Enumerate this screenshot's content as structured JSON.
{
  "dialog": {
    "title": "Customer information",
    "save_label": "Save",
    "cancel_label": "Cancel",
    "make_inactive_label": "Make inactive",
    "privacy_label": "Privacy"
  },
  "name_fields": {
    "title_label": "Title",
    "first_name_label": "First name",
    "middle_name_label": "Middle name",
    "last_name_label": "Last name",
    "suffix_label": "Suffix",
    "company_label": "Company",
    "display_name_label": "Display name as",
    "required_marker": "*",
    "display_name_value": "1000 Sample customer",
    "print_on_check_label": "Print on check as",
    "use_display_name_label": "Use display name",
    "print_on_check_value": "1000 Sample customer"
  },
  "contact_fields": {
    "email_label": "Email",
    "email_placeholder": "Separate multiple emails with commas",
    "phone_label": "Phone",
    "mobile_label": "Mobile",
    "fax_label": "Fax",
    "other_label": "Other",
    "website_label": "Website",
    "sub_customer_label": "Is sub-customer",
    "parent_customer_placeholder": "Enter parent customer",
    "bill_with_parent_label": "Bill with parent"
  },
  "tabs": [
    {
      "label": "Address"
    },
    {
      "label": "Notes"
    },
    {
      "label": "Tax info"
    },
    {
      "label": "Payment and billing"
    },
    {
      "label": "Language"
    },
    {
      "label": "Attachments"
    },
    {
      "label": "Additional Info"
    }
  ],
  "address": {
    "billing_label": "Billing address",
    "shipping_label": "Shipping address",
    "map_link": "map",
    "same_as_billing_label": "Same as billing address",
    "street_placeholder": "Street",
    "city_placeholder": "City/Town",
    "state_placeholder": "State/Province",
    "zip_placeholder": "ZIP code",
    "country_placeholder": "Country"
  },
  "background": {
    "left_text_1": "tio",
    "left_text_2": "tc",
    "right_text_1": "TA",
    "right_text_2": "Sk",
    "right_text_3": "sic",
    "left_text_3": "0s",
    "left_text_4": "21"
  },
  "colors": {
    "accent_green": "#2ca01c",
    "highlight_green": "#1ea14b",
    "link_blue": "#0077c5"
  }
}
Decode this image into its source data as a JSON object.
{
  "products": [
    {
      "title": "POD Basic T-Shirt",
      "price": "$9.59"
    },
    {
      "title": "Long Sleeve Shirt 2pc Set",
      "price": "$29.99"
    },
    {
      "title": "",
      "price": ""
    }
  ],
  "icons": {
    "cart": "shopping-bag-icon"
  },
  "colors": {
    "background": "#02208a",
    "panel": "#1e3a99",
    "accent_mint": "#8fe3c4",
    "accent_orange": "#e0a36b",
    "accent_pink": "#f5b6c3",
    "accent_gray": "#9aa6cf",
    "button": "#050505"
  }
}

• **EXERCISE DETAILS**
Produce a verbatim transcription of the entries above.

• **SOLUTION FOR THIS TASK**
Enumerate this screenshot's content as structured JSON.
{
  "dialog": {
    "title": "Customer information",
    "save_label": "Save",
    "cancel_label": "Cancel",
    "make_inactive_label": "Make inactive",
    "privacy_label": "Privacy"
  },
  "name_fields": {
    "title_label": "Title",
    "first_name_label": "First name",
    "middle_name_label": "Middle name",
    "last_name_label": "Last name",
    "suffix_label": "Suffix",
    "company_label": "Company",
    "display_name_label": "Display name as",
    "required_marker": "*",
    "display_name_value": "1000 Sample customer",
    "print_on_check_label": "Print on check as",
    "use_display_name_label": "Use display name",
    "print_on_check_value": "1000 Sample customer"
  },
  "contact_fields": {
    "email_label": "Email",
    "email_placeholder": "Separate multiple emails with commas",
    "phone_label": "Phone",
    "mobile_label": "Mobile",
    "fax_label": "Fax",
    "other_label": "Other",
    "website_label": "Website",
    "sub_customer_label": "Is sub-customer",
    "parent_customer_placeholder": "Enter parent customer",
    "bill_with_parent_label": "Bill with parent"
  },
  "tabs": [
    {
      "label": "Address"
    },
    {
      "label": "Notes"
    },
    {
      "label": "Tax info"
    },
    {
      "label": "Payment and billing"
    },
    {
      "label": "Language"
    },
    {
      "label": "Attachments"
    },
    {
      "label": "Additional Info"
    }
  ],
  "address": {
    "billing_label": "Billing address",
    "shipping_label": "Shipping address",
    "map_link": "map",
    "same_as_billing_label": "Same as billing address",
    "street_placeholder": "Street",
    "city_placeholder": "City/Town",
    "state_placeholder": "State/Province",
    "zip_placeholder": "ZIP code",
    "country_placeholder": "Country"
  },
  "background": {
    "left_text_1": "tio",
    "left_text_2": "tc",
    "right_text_1": "TA",
    "right_text_2": "Sk",
    "right_text_3": "sic",
    "left_text_3": "0s",
    "left_text_4": "21"
  },
  "colors": {
    "accent_green": "#2ca01c",
    "highlight_green": "#1ea14b",
    "link_blue": "#0077c5"
  }
}
Decode this image into its source data as a JSON object.
{
  "products": [
    {
      "title": "POD Basic T-Shirt",
      "price": "$9.59"
    },
    {
      "title": "Long Sleeve Shirt 2pc Set",
      "price": "$29.99"
    },
    {
      "title": "",
      "price": ""
    }
  ],
  "icons": {
    "cart": "shopping-bag-icon"
  },
  "colors": {
    "background": "#02208a",
    "panel": "#1e3a99",
    "accent_mint": "#8fe3c4",
    "accent_orange": "#e0a36b",
    "accent_pink": "#f5b6c3",
    "accent_gray": "#9aa6cf",
    "button": "#050505"
  }
}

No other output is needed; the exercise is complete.